-- START Exercise inputs --

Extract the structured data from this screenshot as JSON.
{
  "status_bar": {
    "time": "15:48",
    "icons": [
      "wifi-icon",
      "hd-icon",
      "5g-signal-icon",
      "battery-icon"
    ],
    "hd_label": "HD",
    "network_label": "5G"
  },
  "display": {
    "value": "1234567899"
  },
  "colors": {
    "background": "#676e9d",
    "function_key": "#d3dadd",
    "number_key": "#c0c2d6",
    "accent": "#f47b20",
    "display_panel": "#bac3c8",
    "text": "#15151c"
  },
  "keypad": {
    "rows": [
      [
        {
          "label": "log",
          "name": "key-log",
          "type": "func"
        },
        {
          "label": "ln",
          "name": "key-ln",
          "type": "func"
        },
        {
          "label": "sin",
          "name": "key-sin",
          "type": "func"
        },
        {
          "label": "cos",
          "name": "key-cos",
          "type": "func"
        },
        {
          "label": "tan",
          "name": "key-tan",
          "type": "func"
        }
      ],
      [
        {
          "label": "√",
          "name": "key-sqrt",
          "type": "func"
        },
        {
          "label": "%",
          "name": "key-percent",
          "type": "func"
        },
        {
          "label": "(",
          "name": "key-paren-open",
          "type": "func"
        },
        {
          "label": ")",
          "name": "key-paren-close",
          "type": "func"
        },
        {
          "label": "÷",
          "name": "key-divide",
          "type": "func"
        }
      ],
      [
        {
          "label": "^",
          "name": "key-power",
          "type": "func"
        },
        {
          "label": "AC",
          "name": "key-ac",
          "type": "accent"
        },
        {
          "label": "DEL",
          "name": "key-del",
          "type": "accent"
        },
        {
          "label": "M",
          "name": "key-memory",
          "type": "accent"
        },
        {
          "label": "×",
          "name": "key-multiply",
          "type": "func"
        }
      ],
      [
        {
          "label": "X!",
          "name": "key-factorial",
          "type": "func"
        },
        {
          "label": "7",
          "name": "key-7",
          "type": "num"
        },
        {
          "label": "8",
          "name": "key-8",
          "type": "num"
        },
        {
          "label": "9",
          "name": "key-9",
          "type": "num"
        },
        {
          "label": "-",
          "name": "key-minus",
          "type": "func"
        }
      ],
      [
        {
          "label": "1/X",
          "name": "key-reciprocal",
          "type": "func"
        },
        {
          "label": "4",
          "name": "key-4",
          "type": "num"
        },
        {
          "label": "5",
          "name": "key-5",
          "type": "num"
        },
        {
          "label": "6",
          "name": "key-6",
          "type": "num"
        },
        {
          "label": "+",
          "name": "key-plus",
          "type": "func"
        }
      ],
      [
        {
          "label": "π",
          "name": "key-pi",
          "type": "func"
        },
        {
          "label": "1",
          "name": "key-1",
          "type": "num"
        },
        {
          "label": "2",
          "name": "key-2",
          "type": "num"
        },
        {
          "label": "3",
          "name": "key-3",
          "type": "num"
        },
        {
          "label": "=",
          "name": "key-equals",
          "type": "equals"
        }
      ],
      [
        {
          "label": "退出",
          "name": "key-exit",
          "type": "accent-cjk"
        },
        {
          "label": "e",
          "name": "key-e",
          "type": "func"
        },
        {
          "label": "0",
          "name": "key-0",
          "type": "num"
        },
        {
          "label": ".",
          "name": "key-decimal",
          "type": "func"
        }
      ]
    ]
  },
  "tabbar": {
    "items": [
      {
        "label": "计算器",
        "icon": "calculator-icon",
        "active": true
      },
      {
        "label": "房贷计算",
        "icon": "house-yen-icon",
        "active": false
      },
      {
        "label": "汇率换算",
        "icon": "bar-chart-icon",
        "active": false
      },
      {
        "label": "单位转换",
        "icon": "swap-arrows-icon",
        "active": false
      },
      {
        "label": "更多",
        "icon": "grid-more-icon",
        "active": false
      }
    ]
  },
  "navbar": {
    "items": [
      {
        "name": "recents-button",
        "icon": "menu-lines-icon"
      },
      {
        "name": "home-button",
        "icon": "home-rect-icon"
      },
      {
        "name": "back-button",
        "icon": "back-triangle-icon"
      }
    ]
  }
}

-- END Exercise inputs --

What the task requires: Write out the entries in full, exactly as given.

Task answer:
Extract the structured data from this screenshot as JSON.
{
  "status_bar": {
    "time": "15:48",
    "icons": [
      "wifi-icon",
      "hd-icon",
      "5g-signal-icon",
      "battery-icon"
    ],
    "hd_label": "HD",
    "network_label": "5G"
  },
  "display": {
    "value": "1234567899"
  },
  "colors": {
    "background": "#676e9d",
    "function_key": "#d3dadd",
    "number_key": "#c0c2d6",
    "accent": "#f47b20",
    "display_panel": "#bac3c8",
    "text": "#15151c"
  },
  "keypad": {
    "rows": [
      [
        {
          "label": "log",
          "name": "key-log",
          "type": "func"
        },
        {
          "label": "ln",
          "name": "key-ln",
          "type": "func"
        },
        {
          "label": "sin",
          "name": "key-sin",
          "type": "func"
        },
        {
          "label": "cos",
          "name": "key-cos",
          "type": "func"
        },
        {
          "label": "tan",
          "name": "key-tan",
          "type": "func"
        }
      ],
      [
        {
          "label": "√",
          "name": "key-sqrt",
          "type": "func"
        },
        {
          "label": "%",
          "name": "key-percent",
          "type": "func"
        },
        {
          "label": "(",
          "name": "key-paren-open",
          "type": "func"
        },
        {
          "label": ")",
          "name": "key-paren-close",
          "type": "func"
        },
        {
          "label": "÷",
          "name": "key-divide",
          "type": "func"
        }
      ],
      [
        {
          "label": "^",
          "name": "key-power",
          "type": "func"
        },
        {
          "label": "AC",
          "name": "key-ac",
          "type": "accent"
        },
        {
          "label": "DEL",
          "name": "key-del",
          "type": "accent"
        },
        {
          "label": "M",
          "name": "key-memory",
          "type": "accent"
        },
        {
          "label": "×",
          "name": "key-multiply",
          "type": "func"
        }
      ],
      [
        {
          "label": "X!",
          "name": "key-factorial",
          "type": "func"
        },
        {
          "label": "7",
          "name": "key-7",
          "type": "num"
        },
        {
          "label": "8",
          "name": "key-8",
          "type": "num"
        },
        {
          "label": "9",
          "name": "key-9",
          "type": "num"
        },
        {
          "label": "-",
          "name": "key-minus",
          "type": "func"
        }
      ],
      [
        {
          "label": "1/X",
          "name": "key-reciprocal",
          "type": "func"
        },
        {
          "label": "4",
          "name": "key-4",
          "type": "num"
        },
        {
          "label": "5",
          "name": "key-5",
          "type": "num"
        },
        {
          "label": "6",
          "name": "key-6",
          "type": "num"
        },
        {
          "label": "+",
          "name": "key-plus",
          "type": "func"
        }
      ],
      [
        {
          "label": "π",
          "name": "key-pi",
          "type": "func"
        },
        {
          "label": "1",
          "name": "key-1",
          "type": "num"
        },
        {
          "label": "2",
          "name": "key-2",
          "type": "num"
        },
        {
          "label": "3",
          "name": "key-3",
          "type": "num"
        },
        {
          "label": "=",
          "name": "key-equals",
          "type": "equals"
        }
      ],
      [
        {
          "label": "退出",
          "name": "key-exit",
          "type": "accent-cjk"
        },
        {
          "label": "e",
          "name": "key-e",
          "type": "func"
        },
        {
          "label": "0",
          "name": "key-0",
          "type": "num"
        },
        {
          "label": ".",
          "name": "key-decimal",
          "type": "func"
        }
      ]
    ]
  },
  "tabbar": {
    "items": [
      {
        "label": "计算器",
        "icon": "calculator-icon",
        "active": true
      },
      {
        "label": "房贷计算",
        "icon": "house-yen-icon",
        "active": false
      },
      {
        "label": "汇率换算",
        "icon": "bar-chart-icon",
        "active": false
      },
      {
        "label": "单位转换",
        "icon": "swap-arrows-icon",
        "active": false
      },
      {
        "label": "更多",
        "icon": "grid-more-icon",
        "active": false
      }
    ]
  },
  "navbar": {
    "items": [
      {
        "name": "recents-button",
        "icon": "menu-lines-icon"
      },
      {
        "name": "home-button",
        "icon": "home-rect-icon"
      },
      {
        "name": "back-button",
        "icon": "back-triangle-icon"
      }
    ]
  }
}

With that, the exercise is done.